[Data excerpts]
--- START ---
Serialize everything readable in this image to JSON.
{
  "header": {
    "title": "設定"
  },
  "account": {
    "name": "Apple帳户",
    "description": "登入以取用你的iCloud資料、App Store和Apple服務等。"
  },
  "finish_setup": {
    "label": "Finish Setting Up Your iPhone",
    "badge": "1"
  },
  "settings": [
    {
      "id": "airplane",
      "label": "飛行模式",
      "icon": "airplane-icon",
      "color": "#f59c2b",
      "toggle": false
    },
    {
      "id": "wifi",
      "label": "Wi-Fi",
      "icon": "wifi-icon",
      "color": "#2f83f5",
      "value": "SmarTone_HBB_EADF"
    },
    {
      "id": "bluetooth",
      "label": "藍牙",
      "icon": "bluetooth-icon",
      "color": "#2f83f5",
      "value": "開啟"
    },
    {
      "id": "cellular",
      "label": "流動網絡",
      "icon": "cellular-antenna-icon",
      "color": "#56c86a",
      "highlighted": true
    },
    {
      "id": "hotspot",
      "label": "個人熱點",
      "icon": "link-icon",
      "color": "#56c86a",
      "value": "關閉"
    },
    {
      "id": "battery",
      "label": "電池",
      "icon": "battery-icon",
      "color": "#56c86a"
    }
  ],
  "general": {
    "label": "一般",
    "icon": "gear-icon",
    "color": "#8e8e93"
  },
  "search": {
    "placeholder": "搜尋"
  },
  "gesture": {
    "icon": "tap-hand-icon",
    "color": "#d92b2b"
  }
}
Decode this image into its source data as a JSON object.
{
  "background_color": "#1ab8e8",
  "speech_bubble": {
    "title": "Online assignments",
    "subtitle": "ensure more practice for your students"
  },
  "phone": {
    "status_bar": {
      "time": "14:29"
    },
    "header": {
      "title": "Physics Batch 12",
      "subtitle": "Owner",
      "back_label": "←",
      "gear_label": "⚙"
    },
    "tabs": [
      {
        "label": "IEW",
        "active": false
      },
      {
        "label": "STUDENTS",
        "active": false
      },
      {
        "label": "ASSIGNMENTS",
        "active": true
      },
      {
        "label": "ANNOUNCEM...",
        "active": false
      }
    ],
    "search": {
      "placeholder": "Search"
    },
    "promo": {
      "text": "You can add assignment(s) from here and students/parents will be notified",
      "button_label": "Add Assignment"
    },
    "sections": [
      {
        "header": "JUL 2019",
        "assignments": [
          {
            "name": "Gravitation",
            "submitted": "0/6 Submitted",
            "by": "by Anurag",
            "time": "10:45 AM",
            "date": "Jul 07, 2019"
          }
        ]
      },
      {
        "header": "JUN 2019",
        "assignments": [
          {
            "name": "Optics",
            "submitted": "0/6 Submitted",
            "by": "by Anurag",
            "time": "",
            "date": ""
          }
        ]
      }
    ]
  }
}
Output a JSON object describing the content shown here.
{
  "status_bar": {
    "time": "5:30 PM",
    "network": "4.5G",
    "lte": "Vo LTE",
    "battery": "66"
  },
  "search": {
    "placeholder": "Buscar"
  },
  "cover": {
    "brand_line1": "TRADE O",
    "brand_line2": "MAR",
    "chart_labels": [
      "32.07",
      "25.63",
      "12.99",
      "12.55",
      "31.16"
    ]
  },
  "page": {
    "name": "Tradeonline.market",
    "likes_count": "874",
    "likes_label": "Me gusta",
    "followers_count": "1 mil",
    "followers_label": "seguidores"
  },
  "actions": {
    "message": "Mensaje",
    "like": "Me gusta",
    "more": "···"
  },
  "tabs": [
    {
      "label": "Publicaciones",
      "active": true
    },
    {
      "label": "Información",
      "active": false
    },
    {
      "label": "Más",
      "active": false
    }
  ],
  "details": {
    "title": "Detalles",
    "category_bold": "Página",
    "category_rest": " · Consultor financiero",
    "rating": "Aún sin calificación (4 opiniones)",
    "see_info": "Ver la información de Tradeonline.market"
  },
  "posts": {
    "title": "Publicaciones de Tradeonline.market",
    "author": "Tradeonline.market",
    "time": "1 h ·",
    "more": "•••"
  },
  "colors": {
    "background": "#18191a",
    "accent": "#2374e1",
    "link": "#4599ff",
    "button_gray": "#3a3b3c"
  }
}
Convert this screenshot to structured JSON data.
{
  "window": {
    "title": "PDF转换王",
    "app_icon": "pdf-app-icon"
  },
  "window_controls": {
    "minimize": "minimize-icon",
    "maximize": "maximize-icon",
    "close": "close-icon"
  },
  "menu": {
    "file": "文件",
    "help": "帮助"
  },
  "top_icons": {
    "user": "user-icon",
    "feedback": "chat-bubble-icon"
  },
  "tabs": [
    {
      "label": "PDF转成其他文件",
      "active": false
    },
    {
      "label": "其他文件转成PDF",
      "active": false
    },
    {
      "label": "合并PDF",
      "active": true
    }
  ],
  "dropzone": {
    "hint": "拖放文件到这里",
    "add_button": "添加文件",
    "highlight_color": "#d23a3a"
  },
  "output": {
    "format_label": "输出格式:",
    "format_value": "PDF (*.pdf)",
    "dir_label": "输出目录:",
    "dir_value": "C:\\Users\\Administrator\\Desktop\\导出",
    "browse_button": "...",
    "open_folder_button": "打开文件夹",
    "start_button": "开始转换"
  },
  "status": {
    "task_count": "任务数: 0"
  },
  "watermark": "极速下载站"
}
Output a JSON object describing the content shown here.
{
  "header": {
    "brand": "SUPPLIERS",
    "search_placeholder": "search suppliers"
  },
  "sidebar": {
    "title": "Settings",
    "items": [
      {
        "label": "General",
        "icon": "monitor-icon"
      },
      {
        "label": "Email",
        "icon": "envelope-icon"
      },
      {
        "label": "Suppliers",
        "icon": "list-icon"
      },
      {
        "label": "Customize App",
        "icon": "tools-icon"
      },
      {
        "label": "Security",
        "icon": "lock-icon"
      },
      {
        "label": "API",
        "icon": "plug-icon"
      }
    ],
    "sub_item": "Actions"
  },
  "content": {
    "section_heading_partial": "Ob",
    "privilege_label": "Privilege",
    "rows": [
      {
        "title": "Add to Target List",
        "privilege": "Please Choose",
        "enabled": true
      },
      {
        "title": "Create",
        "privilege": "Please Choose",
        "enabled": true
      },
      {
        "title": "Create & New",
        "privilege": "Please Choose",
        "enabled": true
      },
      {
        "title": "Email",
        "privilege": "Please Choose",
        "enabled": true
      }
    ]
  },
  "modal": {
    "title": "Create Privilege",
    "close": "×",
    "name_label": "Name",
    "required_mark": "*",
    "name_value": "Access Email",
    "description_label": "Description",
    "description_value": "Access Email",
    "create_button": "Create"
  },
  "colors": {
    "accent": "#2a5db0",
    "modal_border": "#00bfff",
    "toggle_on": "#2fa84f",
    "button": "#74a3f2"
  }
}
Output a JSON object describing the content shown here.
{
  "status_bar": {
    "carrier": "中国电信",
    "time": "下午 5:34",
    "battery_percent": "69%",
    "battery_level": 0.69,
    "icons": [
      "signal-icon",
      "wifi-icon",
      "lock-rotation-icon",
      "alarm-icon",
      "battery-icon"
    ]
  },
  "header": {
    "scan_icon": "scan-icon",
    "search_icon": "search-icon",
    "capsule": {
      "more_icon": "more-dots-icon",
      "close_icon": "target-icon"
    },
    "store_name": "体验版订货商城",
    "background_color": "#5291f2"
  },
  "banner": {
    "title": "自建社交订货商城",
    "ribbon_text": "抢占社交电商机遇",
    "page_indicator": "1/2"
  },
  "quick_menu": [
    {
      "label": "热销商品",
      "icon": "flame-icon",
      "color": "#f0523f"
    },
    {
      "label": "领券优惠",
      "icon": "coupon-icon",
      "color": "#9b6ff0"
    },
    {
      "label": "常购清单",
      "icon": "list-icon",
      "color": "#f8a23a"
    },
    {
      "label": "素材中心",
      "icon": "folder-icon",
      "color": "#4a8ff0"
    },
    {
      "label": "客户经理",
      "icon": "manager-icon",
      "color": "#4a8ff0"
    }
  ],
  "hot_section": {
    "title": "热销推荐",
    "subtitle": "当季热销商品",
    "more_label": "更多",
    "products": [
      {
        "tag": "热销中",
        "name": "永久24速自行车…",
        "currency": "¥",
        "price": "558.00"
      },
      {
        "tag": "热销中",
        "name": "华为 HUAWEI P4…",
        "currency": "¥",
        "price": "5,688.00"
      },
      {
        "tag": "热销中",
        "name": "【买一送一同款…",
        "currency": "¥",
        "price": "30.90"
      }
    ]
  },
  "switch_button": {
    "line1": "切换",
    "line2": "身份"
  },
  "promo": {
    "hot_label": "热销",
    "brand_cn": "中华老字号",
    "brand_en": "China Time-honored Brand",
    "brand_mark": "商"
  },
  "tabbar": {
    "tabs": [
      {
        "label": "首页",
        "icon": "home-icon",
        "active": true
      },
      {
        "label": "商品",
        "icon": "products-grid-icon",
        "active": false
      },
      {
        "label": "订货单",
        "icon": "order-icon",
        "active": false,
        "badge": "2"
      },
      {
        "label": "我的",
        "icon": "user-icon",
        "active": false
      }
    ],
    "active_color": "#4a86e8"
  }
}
--- END ---
WHAT THE EXERCISE ASKS: Out of the material above, select every line that holds the string "Email".

EXERCISE RESPONSE:
        "label": "Email",
        "title": "Email",
    "name_value": "Access Email",
    "description_value": "Access Email",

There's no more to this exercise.